Exercise requirements: Report how many lines of the items below contain the word "their". Case counts, and the reply should be the number alone.

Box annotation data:
=-=-=

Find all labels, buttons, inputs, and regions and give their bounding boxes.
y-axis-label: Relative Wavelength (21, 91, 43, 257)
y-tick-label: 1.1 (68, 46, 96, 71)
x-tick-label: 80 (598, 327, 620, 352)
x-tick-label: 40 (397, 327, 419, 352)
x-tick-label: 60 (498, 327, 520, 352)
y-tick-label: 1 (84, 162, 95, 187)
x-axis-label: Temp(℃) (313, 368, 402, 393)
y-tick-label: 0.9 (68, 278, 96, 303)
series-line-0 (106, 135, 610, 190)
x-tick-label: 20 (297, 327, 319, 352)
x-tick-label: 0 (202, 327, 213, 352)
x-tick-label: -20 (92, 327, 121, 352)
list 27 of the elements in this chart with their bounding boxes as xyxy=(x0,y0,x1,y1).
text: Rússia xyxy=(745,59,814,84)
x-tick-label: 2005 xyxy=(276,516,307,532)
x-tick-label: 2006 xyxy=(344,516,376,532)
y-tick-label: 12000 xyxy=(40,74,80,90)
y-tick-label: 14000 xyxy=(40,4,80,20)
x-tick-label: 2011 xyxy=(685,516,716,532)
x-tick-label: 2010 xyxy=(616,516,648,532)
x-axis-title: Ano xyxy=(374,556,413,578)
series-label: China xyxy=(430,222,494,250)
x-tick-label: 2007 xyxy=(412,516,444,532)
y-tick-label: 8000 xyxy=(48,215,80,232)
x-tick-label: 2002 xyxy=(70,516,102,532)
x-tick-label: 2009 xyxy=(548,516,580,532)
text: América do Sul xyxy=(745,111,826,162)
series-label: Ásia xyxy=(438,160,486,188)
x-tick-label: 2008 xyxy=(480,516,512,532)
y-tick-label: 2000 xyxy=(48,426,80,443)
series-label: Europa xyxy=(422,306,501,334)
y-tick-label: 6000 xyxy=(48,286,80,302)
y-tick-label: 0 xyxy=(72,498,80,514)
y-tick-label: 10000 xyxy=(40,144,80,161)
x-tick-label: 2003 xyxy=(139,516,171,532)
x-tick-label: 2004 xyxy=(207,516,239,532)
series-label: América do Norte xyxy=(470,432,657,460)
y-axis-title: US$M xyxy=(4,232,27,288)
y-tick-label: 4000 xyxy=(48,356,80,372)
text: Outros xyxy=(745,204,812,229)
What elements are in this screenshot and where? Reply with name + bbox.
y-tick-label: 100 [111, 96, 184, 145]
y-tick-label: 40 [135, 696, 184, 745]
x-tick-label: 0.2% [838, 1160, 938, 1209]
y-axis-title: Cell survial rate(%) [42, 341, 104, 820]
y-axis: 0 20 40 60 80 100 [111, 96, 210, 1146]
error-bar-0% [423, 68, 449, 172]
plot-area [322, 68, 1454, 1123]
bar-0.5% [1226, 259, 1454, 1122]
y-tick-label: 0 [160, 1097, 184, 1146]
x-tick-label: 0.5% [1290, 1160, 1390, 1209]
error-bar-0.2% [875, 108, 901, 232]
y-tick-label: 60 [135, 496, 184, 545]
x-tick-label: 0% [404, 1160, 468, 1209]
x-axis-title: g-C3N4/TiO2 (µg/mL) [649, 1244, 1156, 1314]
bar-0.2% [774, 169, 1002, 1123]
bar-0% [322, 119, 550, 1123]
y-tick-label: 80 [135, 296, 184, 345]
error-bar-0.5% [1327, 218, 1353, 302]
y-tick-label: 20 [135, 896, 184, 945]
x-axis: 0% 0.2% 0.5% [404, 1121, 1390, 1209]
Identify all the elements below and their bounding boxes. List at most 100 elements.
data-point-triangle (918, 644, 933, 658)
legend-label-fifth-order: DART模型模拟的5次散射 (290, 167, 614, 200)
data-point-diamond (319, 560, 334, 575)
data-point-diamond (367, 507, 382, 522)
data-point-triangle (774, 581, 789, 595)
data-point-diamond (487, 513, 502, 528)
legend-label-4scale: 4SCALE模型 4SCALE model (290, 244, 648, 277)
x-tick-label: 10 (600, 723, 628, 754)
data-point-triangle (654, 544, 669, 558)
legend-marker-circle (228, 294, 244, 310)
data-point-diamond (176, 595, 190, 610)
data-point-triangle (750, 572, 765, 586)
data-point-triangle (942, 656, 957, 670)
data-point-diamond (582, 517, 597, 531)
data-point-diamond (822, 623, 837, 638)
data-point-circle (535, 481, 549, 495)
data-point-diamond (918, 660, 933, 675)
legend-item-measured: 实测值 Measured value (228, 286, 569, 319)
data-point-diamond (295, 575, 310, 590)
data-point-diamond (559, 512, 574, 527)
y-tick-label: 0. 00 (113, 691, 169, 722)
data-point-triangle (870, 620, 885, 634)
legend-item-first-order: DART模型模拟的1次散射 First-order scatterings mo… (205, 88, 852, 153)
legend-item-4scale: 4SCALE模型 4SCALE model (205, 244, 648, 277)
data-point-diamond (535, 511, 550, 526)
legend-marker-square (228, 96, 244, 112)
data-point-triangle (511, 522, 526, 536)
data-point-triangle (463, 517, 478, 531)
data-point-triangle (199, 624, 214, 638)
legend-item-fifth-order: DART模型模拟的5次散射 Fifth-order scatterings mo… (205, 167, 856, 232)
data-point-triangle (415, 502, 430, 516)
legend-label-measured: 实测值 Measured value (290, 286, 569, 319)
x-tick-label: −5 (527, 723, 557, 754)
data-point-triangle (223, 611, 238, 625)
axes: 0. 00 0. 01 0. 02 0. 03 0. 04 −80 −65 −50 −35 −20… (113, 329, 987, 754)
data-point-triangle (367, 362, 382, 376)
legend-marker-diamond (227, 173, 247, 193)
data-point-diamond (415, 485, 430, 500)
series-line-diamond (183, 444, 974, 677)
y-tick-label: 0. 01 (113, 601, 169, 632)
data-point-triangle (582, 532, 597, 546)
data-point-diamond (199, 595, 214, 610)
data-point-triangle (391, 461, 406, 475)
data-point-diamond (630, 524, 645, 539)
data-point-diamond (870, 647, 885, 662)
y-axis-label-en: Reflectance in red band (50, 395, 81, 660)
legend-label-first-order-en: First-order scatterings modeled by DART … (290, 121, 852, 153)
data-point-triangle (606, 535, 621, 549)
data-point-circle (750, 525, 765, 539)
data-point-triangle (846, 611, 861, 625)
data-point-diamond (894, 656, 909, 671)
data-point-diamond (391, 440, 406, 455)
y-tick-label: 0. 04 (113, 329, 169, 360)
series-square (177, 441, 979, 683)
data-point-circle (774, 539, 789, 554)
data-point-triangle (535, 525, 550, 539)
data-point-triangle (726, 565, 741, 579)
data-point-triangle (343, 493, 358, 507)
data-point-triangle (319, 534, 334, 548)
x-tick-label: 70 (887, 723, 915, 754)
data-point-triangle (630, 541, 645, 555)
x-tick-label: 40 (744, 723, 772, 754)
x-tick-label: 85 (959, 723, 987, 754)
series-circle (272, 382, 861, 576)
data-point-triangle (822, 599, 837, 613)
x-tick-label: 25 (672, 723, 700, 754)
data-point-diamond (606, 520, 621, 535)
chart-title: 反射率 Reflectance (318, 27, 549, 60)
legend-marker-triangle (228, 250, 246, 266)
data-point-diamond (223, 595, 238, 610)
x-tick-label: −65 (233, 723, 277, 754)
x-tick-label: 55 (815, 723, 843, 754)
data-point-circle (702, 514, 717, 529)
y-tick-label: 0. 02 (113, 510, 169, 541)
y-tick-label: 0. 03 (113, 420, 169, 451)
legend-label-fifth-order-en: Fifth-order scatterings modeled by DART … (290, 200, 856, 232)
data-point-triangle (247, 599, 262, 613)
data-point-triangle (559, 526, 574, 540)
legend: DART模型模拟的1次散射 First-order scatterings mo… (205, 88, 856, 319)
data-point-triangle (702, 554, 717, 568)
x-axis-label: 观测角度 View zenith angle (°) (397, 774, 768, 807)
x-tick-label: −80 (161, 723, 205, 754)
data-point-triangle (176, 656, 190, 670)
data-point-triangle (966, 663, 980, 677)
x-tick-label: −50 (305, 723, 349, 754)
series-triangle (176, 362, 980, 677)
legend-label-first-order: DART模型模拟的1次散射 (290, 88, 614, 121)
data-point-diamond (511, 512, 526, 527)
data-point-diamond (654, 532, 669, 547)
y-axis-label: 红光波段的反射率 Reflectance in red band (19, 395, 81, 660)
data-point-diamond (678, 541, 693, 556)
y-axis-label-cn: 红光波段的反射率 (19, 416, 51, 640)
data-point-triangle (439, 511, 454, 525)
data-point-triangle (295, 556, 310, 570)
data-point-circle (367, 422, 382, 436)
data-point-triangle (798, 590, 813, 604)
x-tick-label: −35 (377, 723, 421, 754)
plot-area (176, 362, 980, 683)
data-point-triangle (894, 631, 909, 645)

=-=-=

Output for this exercise: 3